§ **Required actions**:
**A.** From the thread on Bobby Fischer's death, quote everything from "I don’t know" down to "set of moves.".
**B.** In the thread on Bobby Fischer's death, in which publication did one commenter first see Fischer's name through his chess column?

§ **Provided passage**:
⟨
Bobby Fischer has died at the young age of 64. For those chess lovers and people who admired him, he will be missed. I’ll remember him as a brilliant mind in chess and civil a disobedient cool guy…
We’ll miss you.
Bobby Fischer has died at the young age of 64. For those chess lovers and people who admired him, he will be missed. I’ll remember him as a brilliant mind in chess and civil a disobedient cool guy…
We’ll miss you.
He was a Holocaust denying anti-Semitic nutcake. He won’t be missed by me.
IBM reports that Deep Blue is sad…
I first knew his name from the chess column he used to write in Boys’ Life. Does anybody remember that? I never see it mentioned in any news report on Fischer.
He won’t be missed.
Most people are probably glad.
Kasparov once said that Fischer was further ahead of the other players of his generation than anyone else ever. That’s a really great way to measure any accomplishment.
How much is my copy of “60 Memorable Games” worth now?
Sure, he was insane, but he was also an inspiration. When I was a little kid and too young to understand all of the political and anti-semitic stuff going on with him, and just knew him for his chess stories, Bobby Fischer was the coolest thing ever. RIP.
I think there’s not much doubt he had one hell of a personality disorder. I’m sorry for his death, just for the sake of his chess. He turned in some phenomenal performances in his time, such as brushing Mark Taimanov and Bent Larsen aside as irrelevant annoyances (6-0 in a World Championship Candidates match, twice!), and chess is the poorer for his disappearance from the competitive scene when he still had many good years in front of hi.
This weekend I will be playing the musical “Chess” in memory.
As a kid, Fischer was who young chess players looked up to, our parents standing idly in the background shooshing us because he was such a nutcase, but there are still people like myself that remember those fonder times.
The brilliant chessplayer of the 1960s and his incredible run to the world championship in 1972, we’ll miss. But we’ve missed that Fischer for over three decades, ever since he didn’t show up to defend his championship in 1975.
But of the Fischer who used his fame as a platform for anti-Semitic rants and who called the attacks on September 11, 2001 “wonderful news,” I say good riddance to bad rubbish.
I agree with that.
I hope this is not too much of a hijack, but what’s up with this?
“Fischer claimed it would bring the fun back into the game and rid it of cheats.”
That’s a quote from a CNN obit describing Fischerandom, his new brand of chess whereby the back row is randomly shuffled prior to a match.
How does one cheat at chess, either regular chess or Fisherandom?
People can cheat at chess, especially now with computers, but I think that fischer was probably just using “cheats” as a sort of crazy perjorative.
He thinks that opening preparation has strangled a lot of what people love about chess, and probably has some reason to believe that people who have prepped with computers or something are “cheats”.
I don’t know if you could get a good rationale for a lot of things he says.
The coaches can send their player coded messages during a match by giving him different flavors of yogurt, stuff like that.
Horrible guy but as a young chess player he was a god. I stll remember playing over all his games at the time of the Fischer-Spassky match. Pure genius. He and Mikhail Tal were the heroes of my chess playing youth.
Ave atque vale, Bobby. I hope that the memory of the person you became will fade away leaving only that bright burning moment of your youth when you became one of the greatest players in the history of chess.
Fischer thought that a lot of games were pre-arranged move-for-move, for example from the Karpov-Kasparov matches. Random would prevent this; since the players would not know the starting position prior to the game, they could not play a pre-arranged set of moves.
⟩
§ **Entries provided**:
⟨
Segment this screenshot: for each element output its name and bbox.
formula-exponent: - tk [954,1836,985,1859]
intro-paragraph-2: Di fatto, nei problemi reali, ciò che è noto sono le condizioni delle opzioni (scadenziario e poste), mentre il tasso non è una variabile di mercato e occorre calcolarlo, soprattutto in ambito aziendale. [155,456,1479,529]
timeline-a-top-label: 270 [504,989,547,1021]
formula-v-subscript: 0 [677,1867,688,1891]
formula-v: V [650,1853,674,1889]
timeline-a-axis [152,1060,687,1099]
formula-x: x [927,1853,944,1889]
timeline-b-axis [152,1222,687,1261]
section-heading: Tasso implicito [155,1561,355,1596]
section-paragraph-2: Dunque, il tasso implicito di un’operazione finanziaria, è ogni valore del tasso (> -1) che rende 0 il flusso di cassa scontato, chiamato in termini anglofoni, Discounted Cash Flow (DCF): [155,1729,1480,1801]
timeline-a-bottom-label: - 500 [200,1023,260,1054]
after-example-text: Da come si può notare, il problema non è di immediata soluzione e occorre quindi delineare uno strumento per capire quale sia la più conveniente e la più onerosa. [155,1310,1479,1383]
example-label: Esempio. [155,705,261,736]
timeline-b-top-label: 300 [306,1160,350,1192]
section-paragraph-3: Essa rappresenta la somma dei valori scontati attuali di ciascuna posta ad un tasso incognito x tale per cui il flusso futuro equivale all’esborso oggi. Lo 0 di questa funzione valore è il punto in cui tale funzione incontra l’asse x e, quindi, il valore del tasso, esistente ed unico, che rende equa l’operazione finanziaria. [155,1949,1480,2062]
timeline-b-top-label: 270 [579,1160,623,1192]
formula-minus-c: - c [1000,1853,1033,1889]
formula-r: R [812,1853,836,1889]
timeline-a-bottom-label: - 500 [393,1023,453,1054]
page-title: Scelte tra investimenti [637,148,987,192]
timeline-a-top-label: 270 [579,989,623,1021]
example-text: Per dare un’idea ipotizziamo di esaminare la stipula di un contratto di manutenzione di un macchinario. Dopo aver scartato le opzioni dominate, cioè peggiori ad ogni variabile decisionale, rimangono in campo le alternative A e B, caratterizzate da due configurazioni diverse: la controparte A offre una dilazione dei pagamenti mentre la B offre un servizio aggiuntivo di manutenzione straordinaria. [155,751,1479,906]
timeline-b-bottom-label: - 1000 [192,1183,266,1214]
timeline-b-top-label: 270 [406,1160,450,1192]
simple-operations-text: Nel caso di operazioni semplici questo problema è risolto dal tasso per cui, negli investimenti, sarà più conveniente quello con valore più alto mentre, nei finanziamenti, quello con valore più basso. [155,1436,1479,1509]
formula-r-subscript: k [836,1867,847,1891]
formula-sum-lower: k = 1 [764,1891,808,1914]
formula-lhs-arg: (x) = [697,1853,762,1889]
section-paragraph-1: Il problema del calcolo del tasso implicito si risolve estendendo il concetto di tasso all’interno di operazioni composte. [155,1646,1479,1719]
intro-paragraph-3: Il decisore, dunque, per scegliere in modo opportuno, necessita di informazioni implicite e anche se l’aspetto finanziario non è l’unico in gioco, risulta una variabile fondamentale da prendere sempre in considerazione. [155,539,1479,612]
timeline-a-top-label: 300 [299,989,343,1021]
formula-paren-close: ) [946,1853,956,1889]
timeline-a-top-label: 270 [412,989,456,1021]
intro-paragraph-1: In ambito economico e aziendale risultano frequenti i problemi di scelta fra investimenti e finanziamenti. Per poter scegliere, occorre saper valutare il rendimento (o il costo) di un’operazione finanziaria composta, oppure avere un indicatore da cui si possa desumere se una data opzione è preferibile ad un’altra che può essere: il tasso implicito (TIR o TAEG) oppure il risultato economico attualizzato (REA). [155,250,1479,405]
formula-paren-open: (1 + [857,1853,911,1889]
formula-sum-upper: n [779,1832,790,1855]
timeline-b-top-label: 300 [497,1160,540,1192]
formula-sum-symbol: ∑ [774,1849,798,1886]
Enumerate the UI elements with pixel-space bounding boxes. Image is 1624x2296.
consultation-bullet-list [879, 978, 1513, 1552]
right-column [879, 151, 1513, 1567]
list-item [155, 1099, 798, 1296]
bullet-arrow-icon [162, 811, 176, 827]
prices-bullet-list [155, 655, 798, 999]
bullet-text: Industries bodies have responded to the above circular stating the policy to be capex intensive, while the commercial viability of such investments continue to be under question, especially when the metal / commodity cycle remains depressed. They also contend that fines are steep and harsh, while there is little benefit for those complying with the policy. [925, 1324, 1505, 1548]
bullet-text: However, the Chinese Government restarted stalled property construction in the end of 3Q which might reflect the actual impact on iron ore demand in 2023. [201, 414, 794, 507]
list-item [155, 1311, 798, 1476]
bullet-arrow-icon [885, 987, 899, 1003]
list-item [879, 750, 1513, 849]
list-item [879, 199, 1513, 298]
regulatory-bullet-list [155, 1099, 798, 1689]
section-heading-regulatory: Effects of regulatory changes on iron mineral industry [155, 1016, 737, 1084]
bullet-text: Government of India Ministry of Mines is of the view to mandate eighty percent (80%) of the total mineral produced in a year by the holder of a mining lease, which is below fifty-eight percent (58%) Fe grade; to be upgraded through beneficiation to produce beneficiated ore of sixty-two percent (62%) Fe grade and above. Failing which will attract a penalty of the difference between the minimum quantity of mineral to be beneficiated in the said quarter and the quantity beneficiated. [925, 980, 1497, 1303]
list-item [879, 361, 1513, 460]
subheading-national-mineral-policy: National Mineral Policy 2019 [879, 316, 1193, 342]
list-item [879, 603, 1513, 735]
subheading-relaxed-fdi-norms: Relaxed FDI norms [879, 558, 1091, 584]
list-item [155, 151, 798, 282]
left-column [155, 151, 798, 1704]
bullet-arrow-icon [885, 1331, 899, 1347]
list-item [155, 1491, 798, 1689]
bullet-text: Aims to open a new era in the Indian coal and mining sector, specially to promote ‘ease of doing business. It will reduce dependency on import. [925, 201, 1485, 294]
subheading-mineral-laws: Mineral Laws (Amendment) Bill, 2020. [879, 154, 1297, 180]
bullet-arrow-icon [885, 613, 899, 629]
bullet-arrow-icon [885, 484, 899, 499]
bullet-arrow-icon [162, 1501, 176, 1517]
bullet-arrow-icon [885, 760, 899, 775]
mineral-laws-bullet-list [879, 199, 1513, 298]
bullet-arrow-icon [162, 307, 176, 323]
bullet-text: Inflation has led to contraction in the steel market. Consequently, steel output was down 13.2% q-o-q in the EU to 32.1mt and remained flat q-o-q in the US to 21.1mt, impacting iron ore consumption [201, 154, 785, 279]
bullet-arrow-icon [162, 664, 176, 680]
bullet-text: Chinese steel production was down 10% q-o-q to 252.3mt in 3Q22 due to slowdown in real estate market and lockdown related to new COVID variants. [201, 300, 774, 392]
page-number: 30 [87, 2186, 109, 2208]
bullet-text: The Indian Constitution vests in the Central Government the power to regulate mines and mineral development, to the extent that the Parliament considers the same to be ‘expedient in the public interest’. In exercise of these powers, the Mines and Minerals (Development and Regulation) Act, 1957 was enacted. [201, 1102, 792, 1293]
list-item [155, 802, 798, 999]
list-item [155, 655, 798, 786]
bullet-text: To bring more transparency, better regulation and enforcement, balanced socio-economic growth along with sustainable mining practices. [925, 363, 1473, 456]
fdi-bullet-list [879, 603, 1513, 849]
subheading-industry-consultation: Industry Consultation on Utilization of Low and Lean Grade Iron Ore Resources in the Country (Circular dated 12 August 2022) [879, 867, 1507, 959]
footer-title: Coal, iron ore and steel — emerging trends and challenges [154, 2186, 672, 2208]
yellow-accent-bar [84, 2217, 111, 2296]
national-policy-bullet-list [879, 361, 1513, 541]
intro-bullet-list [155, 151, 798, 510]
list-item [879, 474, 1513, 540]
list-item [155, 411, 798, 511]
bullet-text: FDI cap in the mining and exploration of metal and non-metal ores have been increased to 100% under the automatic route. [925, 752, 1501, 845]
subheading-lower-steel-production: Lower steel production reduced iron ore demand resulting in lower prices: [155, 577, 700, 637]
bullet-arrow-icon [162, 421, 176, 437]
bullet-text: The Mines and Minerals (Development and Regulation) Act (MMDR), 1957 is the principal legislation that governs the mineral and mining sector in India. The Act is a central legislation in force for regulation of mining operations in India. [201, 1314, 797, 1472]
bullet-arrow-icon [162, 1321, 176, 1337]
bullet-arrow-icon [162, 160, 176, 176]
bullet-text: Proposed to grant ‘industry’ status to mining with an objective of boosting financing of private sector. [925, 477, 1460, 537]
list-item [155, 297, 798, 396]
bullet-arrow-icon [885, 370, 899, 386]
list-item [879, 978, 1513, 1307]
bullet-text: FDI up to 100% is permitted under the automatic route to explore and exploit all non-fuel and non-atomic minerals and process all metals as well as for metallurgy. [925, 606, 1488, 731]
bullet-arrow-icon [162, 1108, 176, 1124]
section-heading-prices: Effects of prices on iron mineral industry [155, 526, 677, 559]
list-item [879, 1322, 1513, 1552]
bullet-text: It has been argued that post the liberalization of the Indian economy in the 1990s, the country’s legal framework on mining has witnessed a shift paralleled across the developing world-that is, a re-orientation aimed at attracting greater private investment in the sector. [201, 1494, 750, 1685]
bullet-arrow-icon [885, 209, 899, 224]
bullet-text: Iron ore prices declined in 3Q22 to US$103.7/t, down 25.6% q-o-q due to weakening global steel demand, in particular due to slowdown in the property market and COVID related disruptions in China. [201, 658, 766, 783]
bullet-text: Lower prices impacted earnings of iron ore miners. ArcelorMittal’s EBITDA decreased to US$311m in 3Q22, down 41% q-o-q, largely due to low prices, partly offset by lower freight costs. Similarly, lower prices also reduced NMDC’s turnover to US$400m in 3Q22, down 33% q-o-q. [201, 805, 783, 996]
⟩
§ **Set of answers**:
**A.**
I don’t know if you could get a good rationale for a lot of things he says.
The coaches can send their player coded messages during a match by giving him different flavors of yogurt, stuff like that.
Horrible guy but as a young chess player he was a god. I stll remember playing over all his games at the time of the Fischer-Spassky match. Pure genius. He and Mikhail Tal were the heroes of my chess playing youth.
Ave atque vale, Bobby. I hope that the memory of the person you became will fade away leaving only that bright burning moment of your youth when you became one of the greatest players in the history of chess.
Fischer thought that a lot of games were pre-arranged move-for-move, for example from the Karpov-Kasparov matches. Random would prevent this; since the players would not know the starting position prior to the game, they could not play a pre-arranged set of moves.

**B.** Boys' Life.